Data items
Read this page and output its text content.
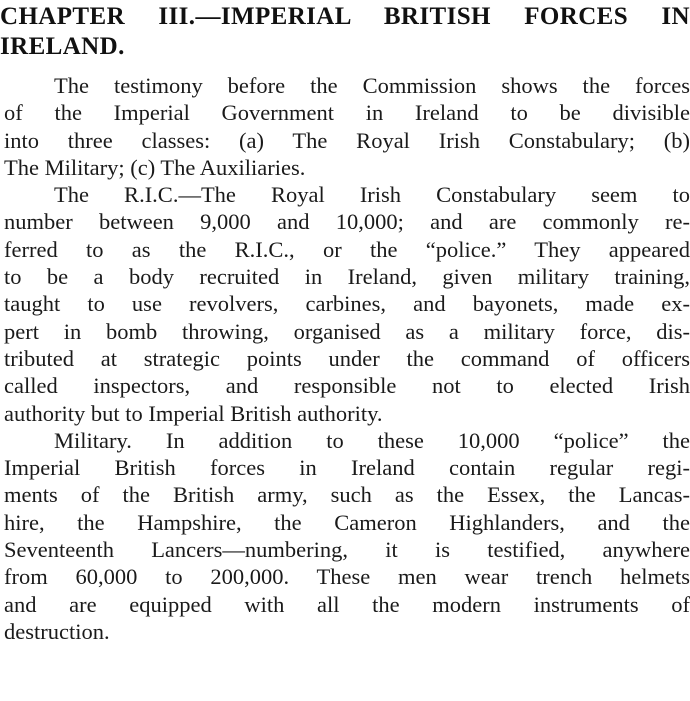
CHAPTER III.—IMPERIAL BRITISH FORCES IN
IRELAND.
The testimony before the Commission shows the forces
of the Imperial Government in Ireland to be divisible
into three classes: (a) The Royal Irish Constabulary; (b)
The Military; (c) The Auxiliaries.
The R.I.C.—The Royal Irish Constabulary seem to
number between 9,000 and 10,000; and are commonly re-
ferred to as the R.I.C., or the “police.” They appeared
to be a body recruited in Ireland, given military training,
taught to use revolvers, carbines, and bayonets, made ex-
pert in bomb throwing, organised as a military force, dis-
tributed at strategic points under the command of officers
called inspectors, and responsible not to elected Irish
authority but to Imperial British authority.
Military. In addition to these 10,000 “police” the
Imperial British forces in Ireland contain regular regi-
ments of the British army, such as the Essex, the Lancas-
hire, the Hampshire, the Cameron Highlanders, and the
Seventeenth Lancers—numbering, it is testified, anywhere
from 60,000 to 200,000. These men wear trench helmets
and are equipped with all the modern instruments of
destruction.
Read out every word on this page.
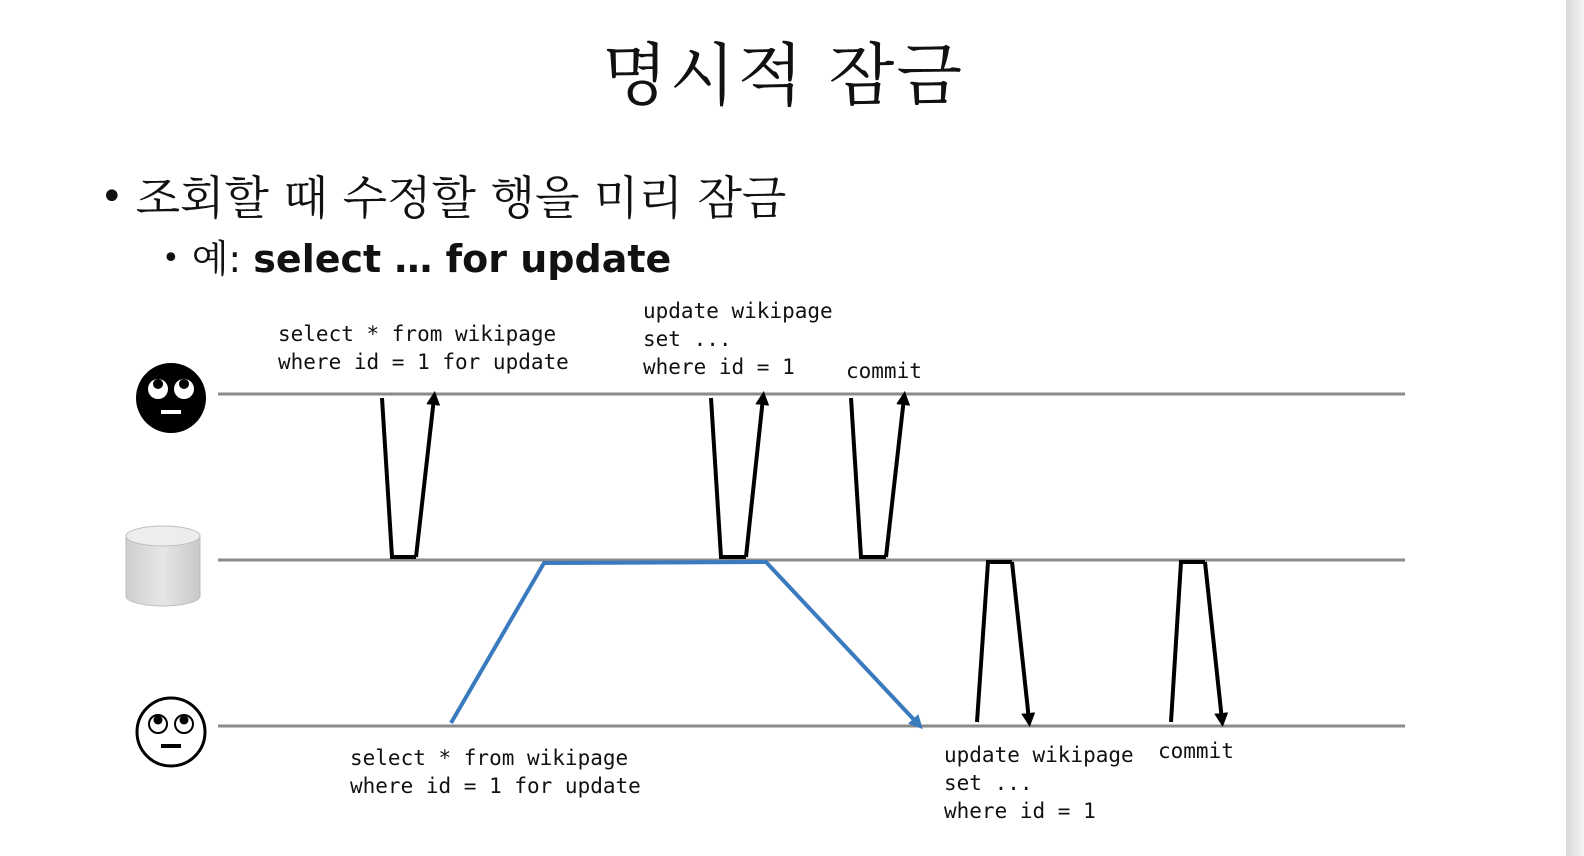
명시적 잠금
• 조회할 때 수정할 행을 미리 잠금
• 예: select … for update
select * from wikipage
where id = 1 for update
update wikipage
set ...
where id = 1 commit
select * from wikipage
where id = 1 for update
update wikipage
set ...
where id = 1
commit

• _EXERCISE DETAILS_:
Reproduce each line exactly as it appears, omitting the pictures.

• _COMPLETE OUTPUT_:
Read this page and output its text content.
CHAPTER III.—IMPERIAL BRITISH FORCES IN
IRELAND.
The testimony before the Commission shows the forces
of the Imperial Government in Ireland to be divisible
into three classes: (a) The Royal Irish Constabulary; (b)
The Military; (c) The Auxiliaries.
The R.I.C.—The Royal Irish Constabulary seem to
number between 9,000 and 10,000; and are commonly re-
ferred to as the R.I.C., or the “police.” They appeared
to be a body recruited in Ireland, given military training,
taught to use revolvers, carbines, and bayonets, made ex-
pert in bomb throwing, organised as a military force, dis-
tributed at strategic points under the command of officers
called inspectors, and responsible not to elected Irish
authority but to Imperial British authority.
Military. In addition to these 10,000 “police” the
Imperial British forces in Ireland contain regular regi-
ments of the British army, such as the Essex, the Lancas-
hire, the Hampshire, the Cameron Highlanders, and the
Seventeenth Lancers—numbering, it is testified, anywhere
from 60,000 to 200,000. These men wear trench helmets
and are equipped with all the modern instruments of
destruction.
Read out every word on this page.
명시적 잠금
• 조회할 때 수정할 행을 미리 잠금
• 예: select … for update
select * from wikipage
where id = 1 for update
update wikipage
set ...
where id = 1 commit
select * from wikipage
where id = 1 for update
update wikipage
set ...
where id = 1
commit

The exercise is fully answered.